REQUIREMENT = Extract the records in full, leaving every picture out.

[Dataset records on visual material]
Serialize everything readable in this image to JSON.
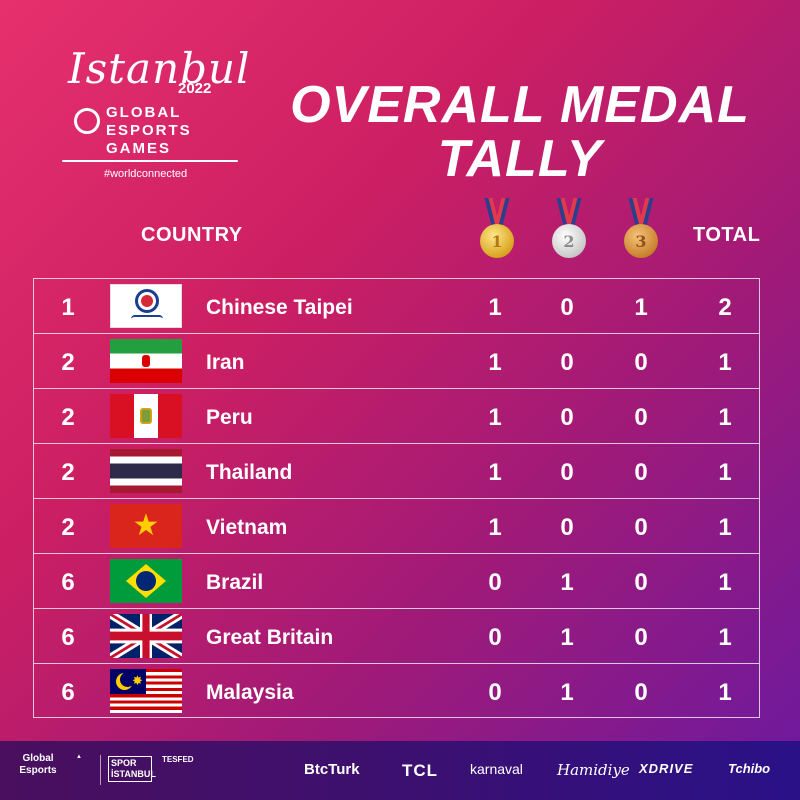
{
  "logo": {
    "script": "Istanbul",
    "year": "2022",
    "line1": "GLOBAL",
    "line2": "ESPORTS",
    "line3": "GAMES",
    "hashtag": "#worldconnected"
  },
  "title": {
    "line1": "OVERALL MEDAL",
    "line2": "TALLY"
  },
  "headers": {
    "country": "COUNTRY",
    "gold_icon": "gold-medal-icon",
    "silver_icon": "silver-medal-icon",
    "bronze_icon": "bronze-medal-icon",
    "gold_numeral": "1",
    "silver_numeral": "2",
    "bronze_numeral": "3",
    "total": "TOTAL"
  },
  "rows": [
    {
      "rank": "1",
      "flag": "chinese-taipei-flag",
      "country": "Chinese Taipei",
      "gold": "1",
      "silver": "0",
      "bronze": "1",
      "total": "2"
    },
    {
      "rank": "2",
      "flag": "iran-flag",
      "country": "Iran",
      "gold": "1",
      "silver": "0",
      "bronze": "0",
      "total": "1"
    },
    {
      "rank": "2",
      "flag": "peru-flag",
      "country": "Peru",
      "gold": "1",
      "silver": "0",
      "bronze": "0",
      "total": "1"
    },
    {
      "rank": "2",
      "flag": "thailand-flag",
      "country": "Thailand",
      "gold": "1",
      "silver": "0",
      "bronze": "0",
      "total": "1"
    },
    {
      "rank": "2",
      "flag": "vietnam-flag",
      "country": "Vietnam",
      "gold": "1",
      "silver": "0",
      "bronze": "0",
      "total": "1"
    },
    {
      "rank": "6",
      "flag": "brazil-flag",
      "country": "Brazil",
      "gold": "0",
      "silver": "1",
      "bronze": "0",
      "total": "1"
    },
    {
      "rank": "6",
      "flag": "great-britain-flag",
      "country": "Great Britain",
      "gold": "0",
      "silver": "1",
      "bronze": "0",
      "total": "1"
    },
    {
      "rank": "6",
      "flag": "malaysia-flag",
      "country": "Malaysia",
      "gold": "0",
      "silver": "1",
      "bronze": "0",
      "total": "1"
    }
  ],
  "sponsors": {
    "global_esports": "Global Esports",
    "spor_istanbul": "SPOR İSTANBUL",
    "tesfed": "TESFED",
    "btcturk": "BtcTurk",
    "tcl": "TCL",
    "karnaval": "karnaval",
    "hamidiye": "Hamidiye",
    "xdrive": "XDRIVE",
    "tchibo": "Tchibo"
  },
  "colors": {
    "background_start": "#e6306d",
    "background_end": "#6a1aa0",
    "gold": "#d9a520",
    "silver": "#c9c9c9",
    "bronze": "#c9822e"
  }
}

SOLUTION FOR THIS TASK =
Serialize everything readable in this image to JSON.
{
  "logo": {
    "script": "Istanbul",
    "year": "2022",
    "line1": "GLOBAL",
    "line2": "ESPORTS",
    "line3": "GAMES",
    "hashtag": "#worldconnected"
  },
  "title": {
    "line1": "OVERALL MEDAL",
    "line2": "TALLY"
  },
  "headers": {
    "country": "COUNTRY",
    "gold_icon": "gold-medal-icon",
    "silver_icon": "silver-medal-icon",
    "bronze_icon": "bronze-medal-icon",
    "gold_numeral": "1",
    "silver_numeral": "2",
    "bronze_numeral": "3",
    "total": "TOTAL"
  },
  "rows": [
    {
      "rank": "1",
      "flag": "chinese-taipei-flag",
      "country": "Chinese Taipei",
      "gold": "1",
      "silver": "0",
      "bronze": "1",
      "total": "2"
    },
    {
      "rank": "2",
      "flag": "iran-flag",
      "country": "Iran",
      "gold": "1",
      "silver": "0",
      "bronze": "0",
      "total": "1"
    },
    {
      "rank": "2",
      "flag": "peru-flag",
      "country": "Peru",
      "gold": "1",
      "silver": "0",
      "bronze": "0",
      "total": "1"
    },
    {
      "rank": "2",
      "flag": "thailand-flag",
      "country": "Thailand",
      "gold": "1",
      "silver": "0",
      "bronze": "0",
      "total": "1"
    },
    {
      "rank": "2",
      "flag": "vietnam-flag",
      "country": "Vietnam",
      "gold": "1",
      "silver": "0",
      "bronze": "0",
      "total": "1"
    },
    {
      "rank": "6",
      "flag": "brazil-flag",
      "country": "Brazil",
      "gold": "0",
      "silver": "1",
      "bronze": "0",
      "total": "1"
    },
    {
      "rank": "6",
      "flag": "great-britain-flag",
      "country": "Great Britain",
      "gold": "0",
      "silver": "1",
      "bronze": "0",
      "total": "1"
    },
    {
      "rank": "6",
      "flag": "malaysia-flag",
      "country": "Malaysia",
      "gold": "0",
      "silver": "1",
      "bronze": "0",
      "total": "1"
    }
  ],
  "sponsors": {
    "global_esports": "Global Esports",
    "spor_istanbul": "SPOR İSTANBUL",
    "tesfed": "TESFED",
    "btcturk": "BtcTurk",
    "tcl": "TCL",
    "karnaval": "karnaval",
    "hamidiye": "Hamidiye",
    "xdrive": "XDRIVE",
    "tchibo": "Tchibo"
  },
  "colors": {
    "background_start": "#e6306d",
    "background_end": "#6a1aa0",
    "gold": "#d9a520",
    "silver": "#c9c9c9",
    "bronze": "#c9822e"
  }
}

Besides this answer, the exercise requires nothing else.